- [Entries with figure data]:
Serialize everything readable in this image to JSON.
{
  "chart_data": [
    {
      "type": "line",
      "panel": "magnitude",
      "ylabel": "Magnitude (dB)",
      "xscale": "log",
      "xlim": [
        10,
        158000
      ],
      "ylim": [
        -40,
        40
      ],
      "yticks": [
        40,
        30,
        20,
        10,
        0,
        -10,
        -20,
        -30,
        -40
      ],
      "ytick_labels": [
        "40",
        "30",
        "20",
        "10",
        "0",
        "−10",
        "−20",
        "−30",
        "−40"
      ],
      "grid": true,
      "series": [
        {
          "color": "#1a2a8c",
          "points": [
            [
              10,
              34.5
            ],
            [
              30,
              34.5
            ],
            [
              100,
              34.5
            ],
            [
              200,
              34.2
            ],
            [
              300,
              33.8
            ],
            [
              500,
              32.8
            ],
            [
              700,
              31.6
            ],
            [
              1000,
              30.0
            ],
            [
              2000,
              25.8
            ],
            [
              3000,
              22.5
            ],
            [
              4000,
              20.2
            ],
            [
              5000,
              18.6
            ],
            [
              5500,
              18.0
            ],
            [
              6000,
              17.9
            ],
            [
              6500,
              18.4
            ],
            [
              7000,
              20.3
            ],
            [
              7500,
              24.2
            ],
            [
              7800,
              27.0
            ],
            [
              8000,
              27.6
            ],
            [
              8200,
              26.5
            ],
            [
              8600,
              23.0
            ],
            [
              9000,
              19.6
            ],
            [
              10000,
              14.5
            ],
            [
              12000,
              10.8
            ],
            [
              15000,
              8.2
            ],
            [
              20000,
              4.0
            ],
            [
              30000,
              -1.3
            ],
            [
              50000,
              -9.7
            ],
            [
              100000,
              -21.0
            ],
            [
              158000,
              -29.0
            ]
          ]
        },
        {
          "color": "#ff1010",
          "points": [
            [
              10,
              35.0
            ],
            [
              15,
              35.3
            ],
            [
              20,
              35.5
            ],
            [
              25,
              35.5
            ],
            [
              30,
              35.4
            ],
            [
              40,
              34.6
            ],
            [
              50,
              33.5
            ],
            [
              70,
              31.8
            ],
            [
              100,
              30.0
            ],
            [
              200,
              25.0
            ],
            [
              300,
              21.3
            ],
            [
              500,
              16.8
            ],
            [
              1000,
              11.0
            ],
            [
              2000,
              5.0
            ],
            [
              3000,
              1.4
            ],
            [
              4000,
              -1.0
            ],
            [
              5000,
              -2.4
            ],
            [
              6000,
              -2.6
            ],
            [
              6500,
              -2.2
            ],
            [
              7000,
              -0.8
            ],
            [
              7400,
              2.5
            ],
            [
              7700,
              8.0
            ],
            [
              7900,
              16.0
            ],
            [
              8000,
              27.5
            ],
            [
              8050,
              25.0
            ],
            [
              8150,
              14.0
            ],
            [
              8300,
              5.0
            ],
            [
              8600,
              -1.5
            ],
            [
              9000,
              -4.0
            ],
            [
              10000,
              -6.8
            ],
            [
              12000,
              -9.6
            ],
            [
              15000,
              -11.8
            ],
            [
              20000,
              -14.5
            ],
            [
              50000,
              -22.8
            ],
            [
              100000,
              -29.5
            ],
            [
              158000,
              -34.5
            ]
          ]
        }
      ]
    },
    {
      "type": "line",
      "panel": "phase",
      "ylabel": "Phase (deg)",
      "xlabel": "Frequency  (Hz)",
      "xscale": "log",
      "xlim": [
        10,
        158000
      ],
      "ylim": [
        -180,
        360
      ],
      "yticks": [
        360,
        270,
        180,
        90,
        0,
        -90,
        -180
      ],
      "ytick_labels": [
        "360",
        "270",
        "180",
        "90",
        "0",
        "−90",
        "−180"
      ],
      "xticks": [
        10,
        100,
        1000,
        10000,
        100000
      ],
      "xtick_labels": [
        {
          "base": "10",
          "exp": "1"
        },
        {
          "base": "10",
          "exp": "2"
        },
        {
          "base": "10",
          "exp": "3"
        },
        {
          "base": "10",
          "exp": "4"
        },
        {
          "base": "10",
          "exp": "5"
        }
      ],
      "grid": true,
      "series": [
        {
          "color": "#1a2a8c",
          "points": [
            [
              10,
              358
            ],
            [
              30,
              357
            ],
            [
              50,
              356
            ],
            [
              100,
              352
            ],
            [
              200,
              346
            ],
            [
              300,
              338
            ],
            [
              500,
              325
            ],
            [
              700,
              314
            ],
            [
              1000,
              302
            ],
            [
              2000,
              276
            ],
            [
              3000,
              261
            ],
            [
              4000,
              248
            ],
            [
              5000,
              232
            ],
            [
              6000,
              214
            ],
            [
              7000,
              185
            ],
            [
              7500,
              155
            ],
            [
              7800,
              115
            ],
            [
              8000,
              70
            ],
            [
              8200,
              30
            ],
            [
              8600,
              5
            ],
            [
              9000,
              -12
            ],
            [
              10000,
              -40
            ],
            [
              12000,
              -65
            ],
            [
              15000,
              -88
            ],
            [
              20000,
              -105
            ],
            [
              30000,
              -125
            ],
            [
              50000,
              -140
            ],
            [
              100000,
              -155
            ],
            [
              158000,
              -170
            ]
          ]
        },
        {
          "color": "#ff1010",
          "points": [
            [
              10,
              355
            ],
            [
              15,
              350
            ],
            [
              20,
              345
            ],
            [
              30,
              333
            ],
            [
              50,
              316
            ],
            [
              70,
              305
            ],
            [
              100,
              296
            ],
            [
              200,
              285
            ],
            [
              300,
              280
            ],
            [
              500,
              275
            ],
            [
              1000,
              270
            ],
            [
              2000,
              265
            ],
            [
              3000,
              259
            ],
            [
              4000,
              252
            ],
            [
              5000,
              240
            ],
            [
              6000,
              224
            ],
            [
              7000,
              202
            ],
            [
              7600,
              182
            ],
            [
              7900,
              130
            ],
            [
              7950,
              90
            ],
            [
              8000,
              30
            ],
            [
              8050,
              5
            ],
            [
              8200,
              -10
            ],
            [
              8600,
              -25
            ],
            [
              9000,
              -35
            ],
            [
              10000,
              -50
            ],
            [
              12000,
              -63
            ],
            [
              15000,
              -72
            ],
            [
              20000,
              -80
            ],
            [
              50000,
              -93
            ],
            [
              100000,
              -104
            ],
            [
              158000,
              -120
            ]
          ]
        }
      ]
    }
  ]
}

* * *

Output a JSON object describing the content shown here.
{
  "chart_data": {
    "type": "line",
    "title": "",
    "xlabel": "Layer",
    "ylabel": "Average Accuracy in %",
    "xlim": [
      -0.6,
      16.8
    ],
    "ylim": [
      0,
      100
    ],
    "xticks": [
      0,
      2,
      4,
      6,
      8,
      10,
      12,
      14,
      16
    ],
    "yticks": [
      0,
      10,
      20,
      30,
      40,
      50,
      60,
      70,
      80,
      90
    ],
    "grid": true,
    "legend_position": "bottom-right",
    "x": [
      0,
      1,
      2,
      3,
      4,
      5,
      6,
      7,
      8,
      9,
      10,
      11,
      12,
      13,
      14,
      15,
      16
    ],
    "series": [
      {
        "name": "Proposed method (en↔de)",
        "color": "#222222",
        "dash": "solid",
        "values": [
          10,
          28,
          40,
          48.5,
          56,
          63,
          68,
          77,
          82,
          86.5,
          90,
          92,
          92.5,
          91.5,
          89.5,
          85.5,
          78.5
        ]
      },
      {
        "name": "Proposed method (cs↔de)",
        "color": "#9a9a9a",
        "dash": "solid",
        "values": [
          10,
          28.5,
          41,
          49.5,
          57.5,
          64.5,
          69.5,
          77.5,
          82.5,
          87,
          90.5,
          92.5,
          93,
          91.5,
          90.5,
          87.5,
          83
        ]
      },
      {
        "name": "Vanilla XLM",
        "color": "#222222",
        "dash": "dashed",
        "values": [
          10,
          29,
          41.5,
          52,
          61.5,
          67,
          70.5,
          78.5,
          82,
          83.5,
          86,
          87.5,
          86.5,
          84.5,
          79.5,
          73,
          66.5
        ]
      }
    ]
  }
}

* * *

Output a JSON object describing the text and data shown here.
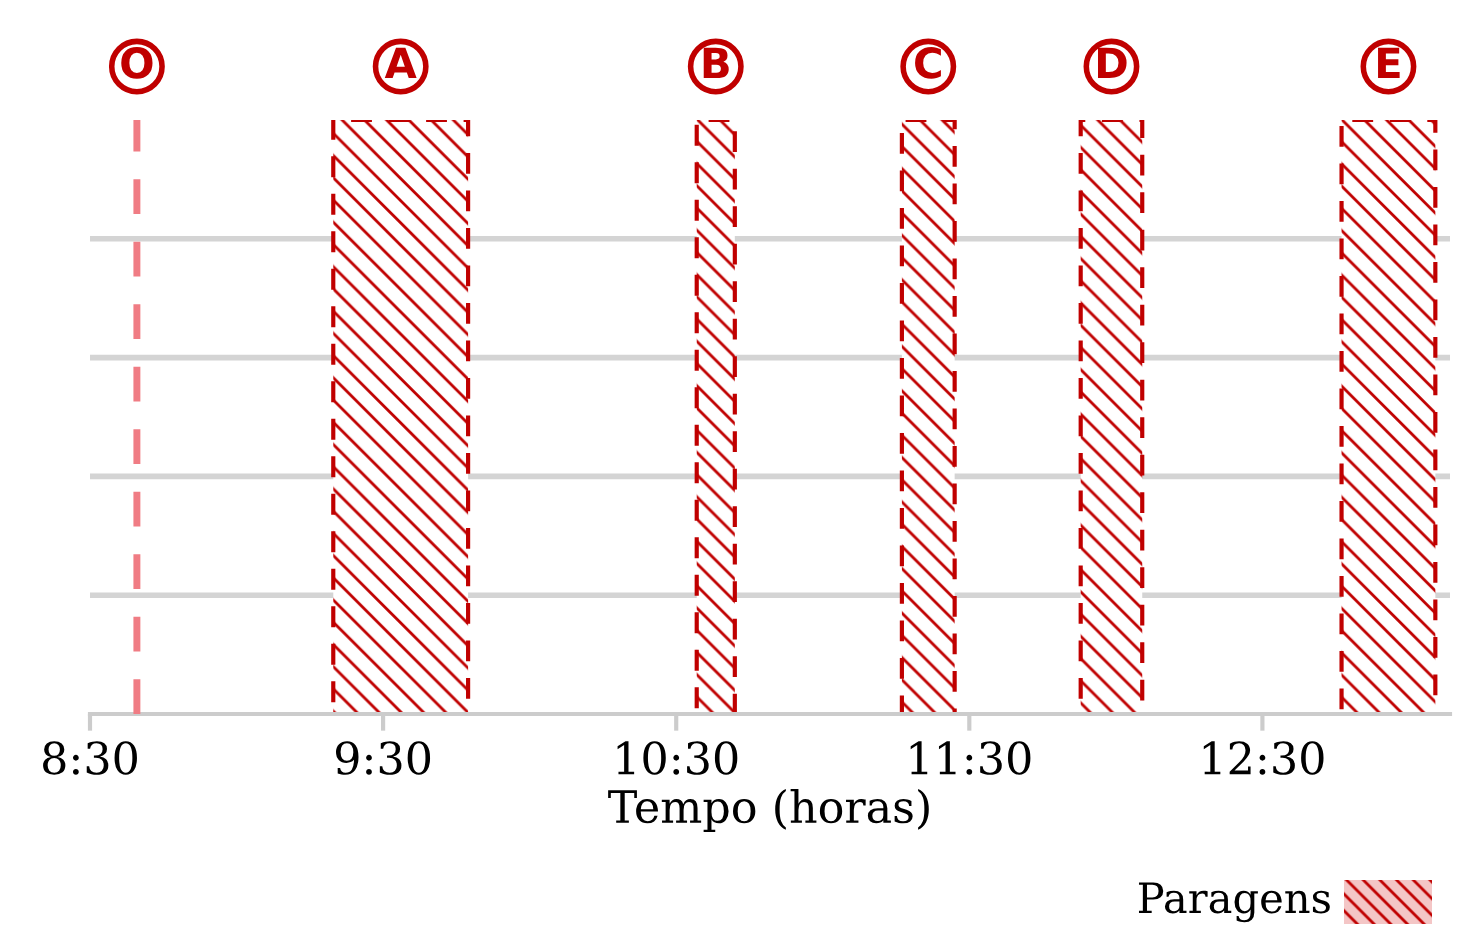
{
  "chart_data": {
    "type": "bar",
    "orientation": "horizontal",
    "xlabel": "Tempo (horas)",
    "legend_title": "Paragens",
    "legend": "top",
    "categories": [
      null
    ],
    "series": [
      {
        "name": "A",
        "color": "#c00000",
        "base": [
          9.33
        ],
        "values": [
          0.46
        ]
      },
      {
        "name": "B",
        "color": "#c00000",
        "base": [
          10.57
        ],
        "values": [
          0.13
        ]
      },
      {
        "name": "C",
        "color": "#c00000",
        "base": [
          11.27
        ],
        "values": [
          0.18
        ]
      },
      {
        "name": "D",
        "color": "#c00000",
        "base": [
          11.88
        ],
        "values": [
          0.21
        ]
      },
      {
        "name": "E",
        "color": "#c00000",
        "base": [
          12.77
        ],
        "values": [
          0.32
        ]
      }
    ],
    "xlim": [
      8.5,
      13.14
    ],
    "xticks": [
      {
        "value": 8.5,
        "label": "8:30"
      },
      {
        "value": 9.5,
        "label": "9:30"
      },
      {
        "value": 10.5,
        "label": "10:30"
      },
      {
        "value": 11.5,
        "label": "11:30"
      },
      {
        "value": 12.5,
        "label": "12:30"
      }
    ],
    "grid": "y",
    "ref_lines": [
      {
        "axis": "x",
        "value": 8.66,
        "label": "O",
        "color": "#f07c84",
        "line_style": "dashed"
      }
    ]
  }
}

- [What the task asks]:
Search the listing above for the string "Proposed". Copy every line that contains it.

- [Solution to this problem]:
        "name": "Proposed method (en↔de)",
        "name": "Proposed method (cs↔de)",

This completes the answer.